-- Start Record excerpts --

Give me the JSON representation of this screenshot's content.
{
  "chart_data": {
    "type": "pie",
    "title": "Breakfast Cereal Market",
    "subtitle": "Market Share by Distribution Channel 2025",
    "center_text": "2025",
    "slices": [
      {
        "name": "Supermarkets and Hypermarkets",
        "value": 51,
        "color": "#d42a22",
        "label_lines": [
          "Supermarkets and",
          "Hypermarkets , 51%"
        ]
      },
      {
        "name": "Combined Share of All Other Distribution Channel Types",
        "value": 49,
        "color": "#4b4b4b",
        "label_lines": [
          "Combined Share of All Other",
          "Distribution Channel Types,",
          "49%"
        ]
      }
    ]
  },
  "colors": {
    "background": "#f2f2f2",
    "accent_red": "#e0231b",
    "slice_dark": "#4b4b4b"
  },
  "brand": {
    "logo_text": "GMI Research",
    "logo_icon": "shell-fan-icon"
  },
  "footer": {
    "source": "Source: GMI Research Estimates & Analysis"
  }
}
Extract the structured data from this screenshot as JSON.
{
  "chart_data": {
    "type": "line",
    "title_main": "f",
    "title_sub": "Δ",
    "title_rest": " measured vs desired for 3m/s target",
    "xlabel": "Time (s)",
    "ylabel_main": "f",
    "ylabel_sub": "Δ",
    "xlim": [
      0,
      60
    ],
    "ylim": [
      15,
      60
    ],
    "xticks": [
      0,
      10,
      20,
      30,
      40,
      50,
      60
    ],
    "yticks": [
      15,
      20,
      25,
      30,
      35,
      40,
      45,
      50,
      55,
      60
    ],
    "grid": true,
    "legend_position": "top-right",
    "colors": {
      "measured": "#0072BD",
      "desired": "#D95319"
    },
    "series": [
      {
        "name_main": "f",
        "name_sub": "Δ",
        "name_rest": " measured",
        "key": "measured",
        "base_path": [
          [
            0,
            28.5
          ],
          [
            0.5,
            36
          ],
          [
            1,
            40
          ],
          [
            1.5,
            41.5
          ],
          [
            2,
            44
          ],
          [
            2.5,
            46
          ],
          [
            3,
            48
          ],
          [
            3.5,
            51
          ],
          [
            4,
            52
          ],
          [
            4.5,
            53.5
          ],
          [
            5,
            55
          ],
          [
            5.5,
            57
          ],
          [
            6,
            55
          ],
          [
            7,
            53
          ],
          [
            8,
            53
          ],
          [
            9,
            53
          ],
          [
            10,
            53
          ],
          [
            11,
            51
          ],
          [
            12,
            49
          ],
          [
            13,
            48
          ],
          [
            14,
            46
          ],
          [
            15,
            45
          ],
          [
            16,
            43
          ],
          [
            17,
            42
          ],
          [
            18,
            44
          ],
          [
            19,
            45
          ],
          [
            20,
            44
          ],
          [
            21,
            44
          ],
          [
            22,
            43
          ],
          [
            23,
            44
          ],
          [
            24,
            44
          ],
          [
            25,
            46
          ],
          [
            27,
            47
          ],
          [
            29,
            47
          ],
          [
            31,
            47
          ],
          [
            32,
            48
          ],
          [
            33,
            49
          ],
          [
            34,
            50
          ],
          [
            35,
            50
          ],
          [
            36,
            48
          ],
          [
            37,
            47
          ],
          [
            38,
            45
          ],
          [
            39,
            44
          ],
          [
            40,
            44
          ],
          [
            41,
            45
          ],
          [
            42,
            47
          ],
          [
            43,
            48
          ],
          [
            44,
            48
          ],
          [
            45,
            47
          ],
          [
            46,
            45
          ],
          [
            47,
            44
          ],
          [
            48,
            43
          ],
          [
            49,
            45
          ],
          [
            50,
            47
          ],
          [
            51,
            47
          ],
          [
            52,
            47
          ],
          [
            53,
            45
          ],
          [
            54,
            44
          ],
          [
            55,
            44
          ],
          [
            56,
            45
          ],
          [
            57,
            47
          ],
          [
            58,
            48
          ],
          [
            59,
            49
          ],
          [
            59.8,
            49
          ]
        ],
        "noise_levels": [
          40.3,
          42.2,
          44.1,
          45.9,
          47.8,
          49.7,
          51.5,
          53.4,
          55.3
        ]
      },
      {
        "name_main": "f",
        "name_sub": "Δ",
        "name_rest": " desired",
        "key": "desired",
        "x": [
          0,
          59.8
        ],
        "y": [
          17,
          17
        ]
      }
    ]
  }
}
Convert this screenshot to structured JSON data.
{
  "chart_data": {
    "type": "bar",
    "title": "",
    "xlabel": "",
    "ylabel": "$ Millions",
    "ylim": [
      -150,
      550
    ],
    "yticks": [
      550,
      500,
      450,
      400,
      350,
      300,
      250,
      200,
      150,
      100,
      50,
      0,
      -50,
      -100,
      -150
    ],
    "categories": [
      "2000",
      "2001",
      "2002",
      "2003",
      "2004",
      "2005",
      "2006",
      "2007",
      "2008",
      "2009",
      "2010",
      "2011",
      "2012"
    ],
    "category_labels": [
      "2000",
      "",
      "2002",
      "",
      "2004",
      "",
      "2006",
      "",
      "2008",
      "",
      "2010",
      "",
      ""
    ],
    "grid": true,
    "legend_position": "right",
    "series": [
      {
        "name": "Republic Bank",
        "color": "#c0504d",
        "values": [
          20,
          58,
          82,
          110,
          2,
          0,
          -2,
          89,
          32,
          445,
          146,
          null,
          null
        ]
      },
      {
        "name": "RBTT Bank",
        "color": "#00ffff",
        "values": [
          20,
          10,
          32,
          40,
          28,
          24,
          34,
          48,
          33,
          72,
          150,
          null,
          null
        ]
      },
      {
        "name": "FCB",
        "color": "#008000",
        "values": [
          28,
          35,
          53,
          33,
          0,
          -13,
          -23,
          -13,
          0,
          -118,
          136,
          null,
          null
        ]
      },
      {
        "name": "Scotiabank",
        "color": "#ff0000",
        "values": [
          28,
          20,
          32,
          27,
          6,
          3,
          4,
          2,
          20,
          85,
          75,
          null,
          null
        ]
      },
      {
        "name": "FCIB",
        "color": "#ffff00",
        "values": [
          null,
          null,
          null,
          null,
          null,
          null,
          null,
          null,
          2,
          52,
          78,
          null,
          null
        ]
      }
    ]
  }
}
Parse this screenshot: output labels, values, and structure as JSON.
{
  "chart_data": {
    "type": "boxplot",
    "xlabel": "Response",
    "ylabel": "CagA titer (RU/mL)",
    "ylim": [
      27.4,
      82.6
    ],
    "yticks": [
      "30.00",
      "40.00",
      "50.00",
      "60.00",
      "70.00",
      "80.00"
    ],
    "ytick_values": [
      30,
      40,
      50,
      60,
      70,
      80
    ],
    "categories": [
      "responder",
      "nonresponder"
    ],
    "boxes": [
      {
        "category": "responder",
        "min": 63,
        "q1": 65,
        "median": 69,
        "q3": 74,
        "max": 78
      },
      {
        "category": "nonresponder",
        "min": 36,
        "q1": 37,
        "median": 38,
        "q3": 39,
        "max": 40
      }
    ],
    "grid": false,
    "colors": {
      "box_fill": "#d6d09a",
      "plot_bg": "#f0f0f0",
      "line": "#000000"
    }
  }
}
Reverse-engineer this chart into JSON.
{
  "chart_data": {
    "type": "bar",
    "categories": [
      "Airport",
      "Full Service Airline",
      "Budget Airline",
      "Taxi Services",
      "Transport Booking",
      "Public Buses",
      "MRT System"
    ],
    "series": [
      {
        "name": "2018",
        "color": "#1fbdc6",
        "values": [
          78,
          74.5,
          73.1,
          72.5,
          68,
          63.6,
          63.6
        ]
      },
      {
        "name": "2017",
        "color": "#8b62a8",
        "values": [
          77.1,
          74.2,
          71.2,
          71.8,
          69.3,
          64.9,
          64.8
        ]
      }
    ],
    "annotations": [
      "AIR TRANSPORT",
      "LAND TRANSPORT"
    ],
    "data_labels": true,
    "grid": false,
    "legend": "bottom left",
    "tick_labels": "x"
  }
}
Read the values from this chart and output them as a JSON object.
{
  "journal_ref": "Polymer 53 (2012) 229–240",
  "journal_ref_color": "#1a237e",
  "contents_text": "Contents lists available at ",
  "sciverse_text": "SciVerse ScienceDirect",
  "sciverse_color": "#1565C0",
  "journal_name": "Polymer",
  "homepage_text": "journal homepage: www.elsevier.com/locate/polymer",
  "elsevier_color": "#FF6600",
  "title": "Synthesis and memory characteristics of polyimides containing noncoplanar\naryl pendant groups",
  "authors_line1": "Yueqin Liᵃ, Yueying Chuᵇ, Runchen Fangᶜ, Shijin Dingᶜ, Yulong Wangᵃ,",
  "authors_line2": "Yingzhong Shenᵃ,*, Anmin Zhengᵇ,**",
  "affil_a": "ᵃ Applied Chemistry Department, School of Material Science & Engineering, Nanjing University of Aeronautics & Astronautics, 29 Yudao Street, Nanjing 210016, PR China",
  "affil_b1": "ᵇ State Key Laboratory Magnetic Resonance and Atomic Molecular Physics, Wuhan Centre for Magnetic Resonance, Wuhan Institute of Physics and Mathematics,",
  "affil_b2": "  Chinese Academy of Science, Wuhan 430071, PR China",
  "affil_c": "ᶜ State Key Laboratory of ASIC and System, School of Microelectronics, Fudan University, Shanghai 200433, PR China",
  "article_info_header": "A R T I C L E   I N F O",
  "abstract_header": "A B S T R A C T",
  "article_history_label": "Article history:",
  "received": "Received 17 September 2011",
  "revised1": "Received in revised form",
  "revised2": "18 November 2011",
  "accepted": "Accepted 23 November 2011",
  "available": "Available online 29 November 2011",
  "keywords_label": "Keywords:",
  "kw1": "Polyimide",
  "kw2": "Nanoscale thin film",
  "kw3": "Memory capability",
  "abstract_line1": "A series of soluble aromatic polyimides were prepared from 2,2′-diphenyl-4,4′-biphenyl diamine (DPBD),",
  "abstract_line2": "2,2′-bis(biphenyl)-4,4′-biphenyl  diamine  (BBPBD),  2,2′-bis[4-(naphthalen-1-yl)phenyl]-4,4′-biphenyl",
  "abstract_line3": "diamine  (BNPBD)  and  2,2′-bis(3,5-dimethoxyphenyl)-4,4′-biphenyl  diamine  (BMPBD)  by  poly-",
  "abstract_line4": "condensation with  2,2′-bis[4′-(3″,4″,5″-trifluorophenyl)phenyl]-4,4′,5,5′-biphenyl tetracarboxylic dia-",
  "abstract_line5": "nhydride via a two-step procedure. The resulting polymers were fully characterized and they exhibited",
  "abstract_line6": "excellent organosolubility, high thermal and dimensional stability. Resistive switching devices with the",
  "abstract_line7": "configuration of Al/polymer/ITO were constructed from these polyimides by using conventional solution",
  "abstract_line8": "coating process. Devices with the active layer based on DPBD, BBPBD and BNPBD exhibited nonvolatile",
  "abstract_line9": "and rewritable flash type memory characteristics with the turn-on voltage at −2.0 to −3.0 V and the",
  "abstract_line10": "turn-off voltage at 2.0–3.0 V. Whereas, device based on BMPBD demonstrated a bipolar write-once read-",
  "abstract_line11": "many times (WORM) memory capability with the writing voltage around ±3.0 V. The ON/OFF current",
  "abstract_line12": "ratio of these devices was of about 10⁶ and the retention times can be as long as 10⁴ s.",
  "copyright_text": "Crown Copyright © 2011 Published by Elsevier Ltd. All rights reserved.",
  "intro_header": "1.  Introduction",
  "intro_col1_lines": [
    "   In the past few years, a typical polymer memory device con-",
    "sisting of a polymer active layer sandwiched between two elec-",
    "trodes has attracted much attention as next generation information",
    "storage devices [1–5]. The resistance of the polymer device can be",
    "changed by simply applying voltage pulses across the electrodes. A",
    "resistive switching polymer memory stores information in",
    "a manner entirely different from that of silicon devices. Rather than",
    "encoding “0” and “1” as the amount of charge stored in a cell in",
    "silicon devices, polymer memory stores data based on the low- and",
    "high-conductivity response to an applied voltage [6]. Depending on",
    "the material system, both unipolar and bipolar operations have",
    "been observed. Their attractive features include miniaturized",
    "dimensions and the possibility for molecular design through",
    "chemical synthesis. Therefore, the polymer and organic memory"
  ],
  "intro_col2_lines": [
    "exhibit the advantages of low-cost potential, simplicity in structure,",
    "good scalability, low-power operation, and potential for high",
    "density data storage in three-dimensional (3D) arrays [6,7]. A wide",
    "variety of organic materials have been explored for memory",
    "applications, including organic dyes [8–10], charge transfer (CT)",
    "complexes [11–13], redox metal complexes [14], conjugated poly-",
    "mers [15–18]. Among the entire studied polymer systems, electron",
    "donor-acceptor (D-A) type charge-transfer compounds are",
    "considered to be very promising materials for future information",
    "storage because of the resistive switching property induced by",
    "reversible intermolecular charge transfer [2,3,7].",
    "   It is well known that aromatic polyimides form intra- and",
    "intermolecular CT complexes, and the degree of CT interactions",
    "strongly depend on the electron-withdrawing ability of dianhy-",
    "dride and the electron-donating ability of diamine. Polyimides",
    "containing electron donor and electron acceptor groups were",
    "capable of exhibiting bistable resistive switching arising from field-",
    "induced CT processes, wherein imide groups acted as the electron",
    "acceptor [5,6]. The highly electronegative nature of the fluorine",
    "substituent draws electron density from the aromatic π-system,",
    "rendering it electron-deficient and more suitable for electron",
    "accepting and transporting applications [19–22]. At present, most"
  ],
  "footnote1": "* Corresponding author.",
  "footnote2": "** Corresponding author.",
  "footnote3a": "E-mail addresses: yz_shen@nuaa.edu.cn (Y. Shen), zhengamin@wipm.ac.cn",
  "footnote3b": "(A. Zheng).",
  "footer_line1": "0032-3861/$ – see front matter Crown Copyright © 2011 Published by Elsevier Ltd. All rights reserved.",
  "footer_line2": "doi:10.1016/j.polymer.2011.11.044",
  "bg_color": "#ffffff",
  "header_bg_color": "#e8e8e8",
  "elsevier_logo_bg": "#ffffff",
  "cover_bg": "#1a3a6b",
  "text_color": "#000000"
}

-- End Record excerpts --

• _Problem details_
Lines holding the word "Channel" should be counted across the entries; state only how many there are.

• _Problem solution_
3